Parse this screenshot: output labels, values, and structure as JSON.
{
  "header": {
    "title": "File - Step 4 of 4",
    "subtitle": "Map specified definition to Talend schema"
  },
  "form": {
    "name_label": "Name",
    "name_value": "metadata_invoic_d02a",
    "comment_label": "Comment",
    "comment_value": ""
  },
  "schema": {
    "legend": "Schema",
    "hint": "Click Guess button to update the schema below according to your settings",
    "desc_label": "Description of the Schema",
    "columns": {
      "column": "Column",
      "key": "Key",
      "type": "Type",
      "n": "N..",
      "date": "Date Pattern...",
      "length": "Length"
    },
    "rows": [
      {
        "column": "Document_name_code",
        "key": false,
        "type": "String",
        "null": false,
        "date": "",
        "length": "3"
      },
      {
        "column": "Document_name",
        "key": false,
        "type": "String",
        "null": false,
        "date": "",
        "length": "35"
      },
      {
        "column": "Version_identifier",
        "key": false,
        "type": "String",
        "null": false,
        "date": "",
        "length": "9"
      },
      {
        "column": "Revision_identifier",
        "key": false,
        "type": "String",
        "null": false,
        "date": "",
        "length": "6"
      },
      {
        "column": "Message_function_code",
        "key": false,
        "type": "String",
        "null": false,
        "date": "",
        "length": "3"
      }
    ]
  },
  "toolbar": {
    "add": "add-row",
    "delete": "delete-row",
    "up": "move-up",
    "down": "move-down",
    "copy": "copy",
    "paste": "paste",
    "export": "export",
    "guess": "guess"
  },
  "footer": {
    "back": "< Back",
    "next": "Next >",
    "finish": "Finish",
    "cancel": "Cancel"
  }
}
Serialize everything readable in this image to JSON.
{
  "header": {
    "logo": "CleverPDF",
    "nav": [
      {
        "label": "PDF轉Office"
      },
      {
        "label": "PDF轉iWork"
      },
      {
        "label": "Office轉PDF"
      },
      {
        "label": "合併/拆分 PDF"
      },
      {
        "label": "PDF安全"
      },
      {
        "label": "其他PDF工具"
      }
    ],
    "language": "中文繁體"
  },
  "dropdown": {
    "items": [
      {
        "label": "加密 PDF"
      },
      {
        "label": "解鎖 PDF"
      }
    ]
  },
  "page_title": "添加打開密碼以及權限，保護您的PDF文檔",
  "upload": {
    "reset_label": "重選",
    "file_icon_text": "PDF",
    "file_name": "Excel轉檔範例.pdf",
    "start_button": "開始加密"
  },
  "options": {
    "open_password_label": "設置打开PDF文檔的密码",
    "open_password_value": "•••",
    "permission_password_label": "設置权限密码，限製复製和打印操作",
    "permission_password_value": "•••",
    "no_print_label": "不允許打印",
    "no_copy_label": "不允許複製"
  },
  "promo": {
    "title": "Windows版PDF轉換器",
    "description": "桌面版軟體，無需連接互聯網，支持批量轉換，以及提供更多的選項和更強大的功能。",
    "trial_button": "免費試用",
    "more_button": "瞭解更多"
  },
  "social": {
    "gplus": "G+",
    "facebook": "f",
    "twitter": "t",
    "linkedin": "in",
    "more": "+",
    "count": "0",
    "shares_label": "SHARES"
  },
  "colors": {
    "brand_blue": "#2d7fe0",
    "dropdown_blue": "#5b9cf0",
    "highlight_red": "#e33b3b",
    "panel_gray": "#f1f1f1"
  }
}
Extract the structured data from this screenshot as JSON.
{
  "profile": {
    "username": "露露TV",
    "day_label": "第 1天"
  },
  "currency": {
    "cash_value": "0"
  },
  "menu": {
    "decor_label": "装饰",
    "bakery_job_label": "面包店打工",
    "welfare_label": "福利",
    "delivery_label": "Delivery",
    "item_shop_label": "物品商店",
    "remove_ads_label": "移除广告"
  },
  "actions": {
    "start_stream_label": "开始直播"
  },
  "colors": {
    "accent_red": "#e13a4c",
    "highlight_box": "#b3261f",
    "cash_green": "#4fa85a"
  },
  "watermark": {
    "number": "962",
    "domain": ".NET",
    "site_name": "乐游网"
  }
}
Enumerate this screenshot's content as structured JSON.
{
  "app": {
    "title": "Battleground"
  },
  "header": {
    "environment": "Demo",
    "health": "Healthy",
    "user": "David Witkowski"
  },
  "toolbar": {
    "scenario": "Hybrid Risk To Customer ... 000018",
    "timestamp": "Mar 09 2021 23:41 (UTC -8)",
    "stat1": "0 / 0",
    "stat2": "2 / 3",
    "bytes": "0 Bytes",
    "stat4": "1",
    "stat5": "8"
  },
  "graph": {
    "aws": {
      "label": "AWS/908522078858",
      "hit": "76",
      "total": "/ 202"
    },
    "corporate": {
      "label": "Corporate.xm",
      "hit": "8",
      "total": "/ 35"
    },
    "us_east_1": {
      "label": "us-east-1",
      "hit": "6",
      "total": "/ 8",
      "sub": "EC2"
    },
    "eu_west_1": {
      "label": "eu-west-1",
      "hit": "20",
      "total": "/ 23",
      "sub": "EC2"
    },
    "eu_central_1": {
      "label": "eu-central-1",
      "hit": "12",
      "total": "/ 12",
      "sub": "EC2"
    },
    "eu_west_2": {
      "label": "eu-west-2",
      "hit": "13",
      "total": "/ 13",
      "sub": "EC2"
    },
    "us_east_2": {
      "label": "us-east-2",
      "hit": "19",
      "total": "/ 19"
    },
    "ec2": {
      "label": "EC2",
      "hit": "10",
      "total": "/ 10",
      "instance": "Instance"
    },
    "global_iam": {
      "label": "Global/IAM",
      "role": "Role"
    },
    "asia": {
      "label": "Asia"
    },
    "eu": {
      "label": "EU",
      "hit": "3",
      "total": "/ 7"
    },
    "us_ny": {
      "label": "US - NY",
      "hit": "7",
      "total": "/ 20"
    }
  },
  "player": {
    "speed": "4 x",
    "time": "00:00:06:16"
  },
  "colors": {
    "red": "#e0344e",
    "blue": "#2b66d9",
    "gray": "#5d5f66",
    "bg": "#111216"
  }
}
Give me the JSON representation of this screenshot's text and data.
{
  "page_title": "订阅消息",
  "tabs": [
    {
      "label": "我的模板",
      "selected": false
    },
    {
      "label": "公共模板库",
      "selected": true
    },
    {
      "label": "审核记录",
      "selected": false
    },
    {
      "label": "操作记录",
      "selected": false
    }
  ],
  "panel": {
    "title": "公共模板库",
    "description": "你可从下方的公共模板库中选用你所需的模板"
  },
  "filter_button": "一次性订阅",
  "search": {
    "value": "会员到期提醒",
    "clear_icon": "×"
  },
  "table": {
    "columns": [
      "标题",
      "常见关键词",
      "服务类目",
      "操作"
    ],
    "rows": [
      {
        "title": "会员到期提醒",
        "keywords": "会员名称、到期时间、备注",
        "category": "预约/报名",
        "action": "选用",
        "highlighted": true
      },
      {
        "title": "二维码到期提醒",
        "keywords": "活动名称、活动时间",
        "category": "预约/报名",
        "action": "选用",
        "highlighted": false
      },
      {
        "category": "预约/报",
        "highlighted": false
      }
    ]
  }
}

◆ **Problem**:
Without changing a word, restate the whole listing.

◆ **Result of this task**:
Parse this screenshot: output labels, values, and structure as JSON.
{
  "header": {
    "title": "File - Step 4 of 4",
    "subtitle": "Map specified definition to Talend schema"
  },
  "form": {
    "name_label": "Name",
    "name_value": "metadata_invoic_d02a",
    "comment_label": "Comment",
    "comment_value": ""
  },
  "schema": {
    "legend": "Schema",
    "hint": "Click Guess button to update the schema below according to your settings",
    "desc_label": "Description of the Schema",
    "columns": {
      "column": "Column",
      "key": "Key",
      "type": "Type",
      "n": "N..",
      "date": "Date Pattern...",
      "length": "Length"
    },
    "rows": [
      {
        "column": "Document_name_code",
        "key": false,
        "type": "String",
        "null": false,
        "date": "",
        "length": "3"
      },
      {
        "column": "Document_name",
        "key": false,
        "type": "String",
        "null": false,
        "date": "",
        "length": "35"
      },
      {
        "column": "Version_identifier",
        "key": false,
        "type": "String",
        "null": false,
        "date": "",
        "length": "9"
      },
      {
        "column": "Revision_identifier",
        "key": false,
        "type": "String",
        "null": false,
        "date": "",
        "length": "6"
      },
      {
        "column": "Message_function_code",
        "key": false,
        "type": "String",
        "null": false,
        "date": "",
        "length": "3"
      }
    ]
  },
  "toolbar": {
    "add": "add-row",
    "delete": "delete-row",
    "up": "move-up",
    "down": "move-down",
    "copy": "copy",
    "paste": "paste",
    "export": "export",
    "guess": "guess"
  },
  "footer": {
    "back": "< Back",
    "next": "Next >",
    "finish": "Finish",
    "cancel": "Cancel"
  }
}
Serialize everything readable in this image to JSON.
{
  "header": {
    "logo": "CleverPDF",
    "nav": [
      {
        "label": "PDF轉Office"
      },
      {
        "label": "PDF轉iWork"
      },
      {
        "label": "Office轉PDF"
      },
      {
        "label": "合併/拆分 PDF"
      },
      {
        "label": "PDF安全"
      },
      {
        "label": "其他PDF工具"
      }
    ],
    "language": "中文繁體"
  },
  "dropdown": {
    "items": [
      {
        "label": "加密 PDF"
      },
      {
        "label": "解鎖 PDF"
      }
    ]
  },
  "page_title": "添加打開密碼以及權限，保護您的PDF文檔",
  "upload": {
    "reset_label": "重選",
    "file_icon_text": "PDF",
    "file_name": "Excel轉檔範例.pdf",
    "start_button": "開始加密"
  },
  "options": {
    "open_password_label": "設置打开PDF文檔的密码",
    "open_password_value": "•••",
    "permission_password_label": "設置权限密码，限製复製和打印操作",
    "permission_password_value": "•••",
    "no_print_label": "不允許打印",
    "no_copy_label": "不允許複製"
  },
  "promo": {
    "title": "Windows版PDF轉換器",
    "description": "桌面版軟體，無需連接互聯網，支持批量轉換，以及提供更多的選項和更強大的功能。",
    "trial_button": "免費試用",
    "more_button": "瞭解更多"
  },
  "social": {
    "gplus": "G+",
    "facebook": "f",
    "twitter": "t",
    "linkedin": "in",
    "more": "+",
    "count": "0",
    "shares_label": "SHARES"
  },
  "colors": {
    "brand_blue": "#2d7fe0",
    "dropdown_blue": "#5b9cf0",
    "highlight_red": "#e33b3b",
    "panel_gray": "#f1f1f1"
  }
}
Extract the structured data from this screenshot as JSON.
{
  "profile": {
    "username": "露露TV",
    "day_label": "第 1天"
  },
  "currency": {
    "cash_value": "0"
  },
  "menu": {
    "decor_label": "装饰",
    "bakery_job_label": "面包店打工",
    "welfare_label": "福利",
    "delivery_label": "Delivery",
    "item_shop_label": "物品商店",
    "remove_ads_label": "移除广告"
  },
  "actions": {
    "start_stream_label": "开始直播"
  },
  "colors": {
    "accent_red": "#e13a4c",
    "highlight_box": "#b3261f",
    "cash_green": "#4fa85a"
  },
  "watermark": {
    "number": "962",
    "domain": ".NET",
    "site_name": "乐游网"
  }
}
Enumerate this screenshot's content as structured JSON.
{
  "app": {
    "title": "Battleground"
  },
  "header": {
    "environment": "Demo",
    "health": "Healthy",
    "user": "David Witkowski"
  },
  "toolbar": {
    "scenario": "Hybrid Risk To Customer ... 000018",
    "timestamp": "Mar 09 2021 23:41 (UTC -8)",
    "stat1": "0 / 0",
    "stat2": "2 / 3",
    "bytes": "0 Bytes",
    "stat4": "1",
    "stat5": "8"
  },
  "graph": {
    "aws": {
      "label": "AWS/908522078858",
      "hit": "76",
      "total": "/ 202"
    },
    "corporate": {
      "label": "Corporate.xm",
      "hit": "8",
      "total": "/ 35"
    },
    "us_east_1": {
      "label": "us-east-1",
      "hit": "6",
      "total": "/ 8",
      "sub": "EC2"
    },
    "eu_west_1": {
      "label": "eu-west-1",
      "hit": "20",
      "total": "/ 23",
      "sub": "EC2"
    },
    "eu_central_1": {
      "label": "eu-central-1",
      "hit": "12",
      "total": "/ 12",
      "sub": "EC2"
    },
    "eu_west_2": {
      "label": "eu-west-2",
      "hit": "13",
      "total": "/ 13",
      "sub": "EC2"
    },
    "us_east_2": {
      "label": "us-east-2",
      "hit": "19",
      "total": "/ 19"
    },
    "ec2": {
      "label": "EC2",
      "hit": "10",
      "total": "/ 10",
      "instance": "Instance"
    },
    "global_iam": {
      "label": "Global/IAM",
      "role": "Role"
    },
    "asia": {
      "label": "Asia"
    },
    "eu": {
      "label": "EU",
      "hit": "3",
      "total": "/ 7"
    },
    "us_ny": {
      "label": "US - NY",
      "hit": "7",
      "total": "/ 20"
    }
  },
  "player": {
    "speed": "4 x",
    "time": "00:00:06:16"
  },
  "colors": {
    "red": "#e0344e",
    "blue": "#2b66d9",
    "gray": "#5d5f66",
    "bg": "#111216"
  }
}
Give me the JSON representation of this screenshot's text and data.
{
  "page_title": "订阅消息",
  "tabs": [
    {
      "label": "我的模板",
      "selected": false
    },
    {
      "label": "公共模板库",
      "selected": true
    },
    {
      "label": "审核记录",
      "selected": false
    },
    {
      "label": "操作记录",
      "selected": false
    }
  ],
  "panel": {
    "title": "公共模板库",
    "description": "你可从下方的公共模板库中选用你所需的模板"
  },
  "filter_button": "一次性订阅",
  "search": {
    "value": "会员到期提醒",
    "clear_icon": "×"
  },
  "table": {
    "columns": [
      "标题",
      "常见关键词",
      "服务类目",
      "操作"
    ],
    "rows": [
      {
        "title": "会员到期提醒",
        "keywords": "会员名称、到期时间、备注",
        "category": "预约/报名",
        "action": "选用",
        "highlighted": true
      },
      {
        "title": "二维码到期提醒",
        "keywords": "活动名称、活动时间",
        "category": "预约/报名",
        "action": "选用",
        "highlighted": false
      },
      {
        "category": "预约/报",
        "highlighted": false
      }
    ]
  }
}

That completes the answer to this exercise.